==== DATA SUPPLIED ====

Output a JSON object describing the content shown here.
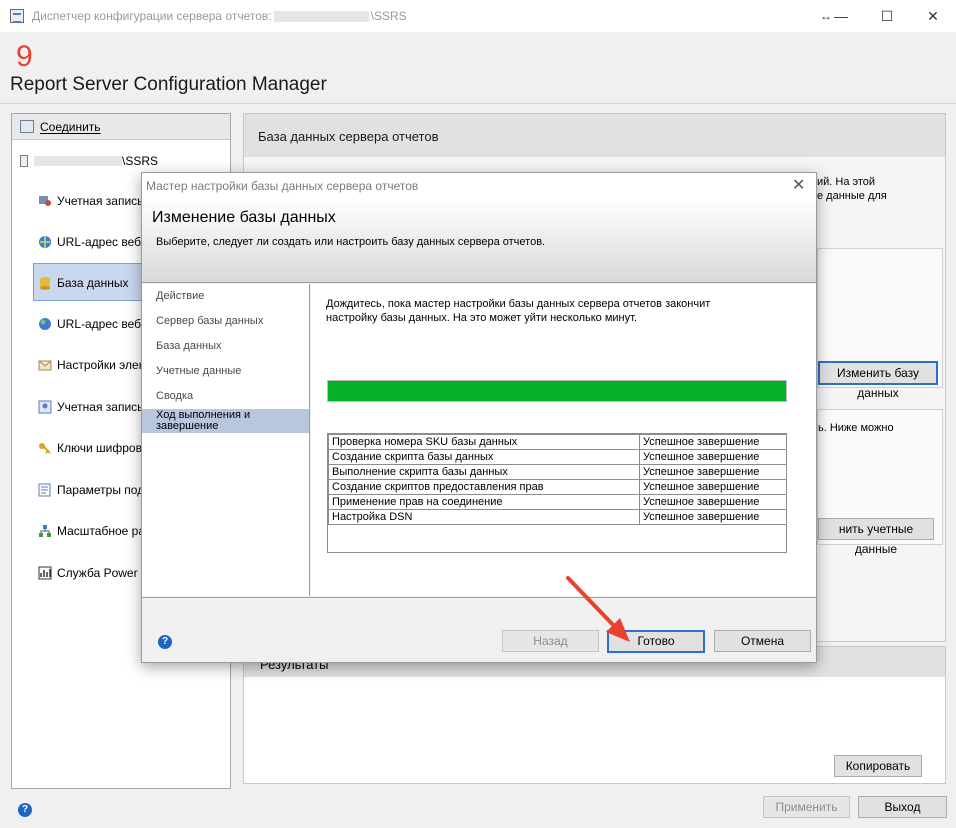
{
  "window": {
    "title_prefix": "Диспетчер конфигурации сервера отчетов:",
    "title_suffix": "\\SSRS",
    "controls": {
      "resize": "↔",
      "minimize": "—",
      "maximize": "☐",
      "close": "✕"
    }
  },
  "annotation": {
    "step_number": "9"
  },
  "header": {
    "title": "Report Server Configuration Manager"
  },
  "sidebar": {
    "connect_label": "Соединить",
    "server_suffix": "\\SSRS",
    "items": [
      {
        "label": "Учетная запись с",
        "icon": "service-account-icon"
      },
      {
        "label": "URL-адрес веб-сл",
        "icon": "web-service-url-icon"
      },
      {
        "label": "База данных",
        "icon": "database-icon",
        "selected": true
      },
      {
        "label": "URL-адрес веб-по",
        "icon": "web-portal-url-icon"
      },
      {
        "label": "Настройки элект",
        "icon": "email-settings-icon"
      },
      {
        "label": "Учетная запись в",
        "icon": "execution-account-icon"
      },
      {
        "label": "Ключи шифрован",
        "icon": "encryption-keys-icon"
      },
      {
        "label": "Параметры подп",
        "icon": "subscription-settings-icon"
      },
      {
        "label": "Масштабное раз",
        "icon": "scale-out-icon"
      },
      {
        "label": "Служба Power BI",
        "icon": "power-bi-icon"
      }
    ]
  },
  "content": {
    "section_title": "База данных сервера отчетов",
    "text_line1": "ий. На этой",
    "text_line2": "е данные для",
    "change_db_button": "Изменить базу данных",
    "text_line3": "ь. Ниже можно",
    "change_credentials_button": "нить учетные данные",
    "results_title": "Результаты",
    "copy_button": "Копировать"
  },
  "bottom": {
    "apply_button": "Применить",
    "exit_button": "Выход"
  },
  "dialog": {
    "title": "Мастер настройки базы данных сервера отчетов",
    "heading": "Изменение базы данных",
    "subheading": "Выберите, следует ли создать или настроить базу данных сервера отчетов.",
    "steps": [
      "Действие",
      "Сервер базы данных",
      "База данных",
      "Учетные данные",
      "Сводка",
      "Ход выполнения и завершение"
    ],
    "wait_text": "Дождитесь, пока мастер настройки базы данных сервера отчетов закончит настройку базы данных. На это может уйти несколько минут.",
    "progress_percent": 100,
    "tasks": [
      {
        "task": "Проверка номера SKU базы данных",
        "status": "Успешное завершение"
      },
      {
        "task": "Создание скрипта базы данных",
        "status": "Успешное завершение"
      },
      {
        "task": "Выполнение скрипта базы данных",
        "status": "Успешное завершение"
      },
      {
        "task": "Создание скриптов предоставления прав",
        "status": "Успешное завершение"
      },
      {
        "task": "Применение прав на соединение",
        "status": "Успешное завершение"
      },
      {
        "task": "Настройка DSN",
        "status": "Успешное завершение"
      }
    ],
    "back_button": "Назад",
    "finish_button": "Готово",
    "cancel_button": "Отмена"
  },
  "colors": {
    "progress": "#06b025",
    "annotation": "#e8412f",
    "focus": "#2d6fd1"
  }
}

====

■ EXERCISE REQUIREMENTS
Only the number is wanted: how many lines of these entries contain the string "SSRS"?

■ THE REPLY
2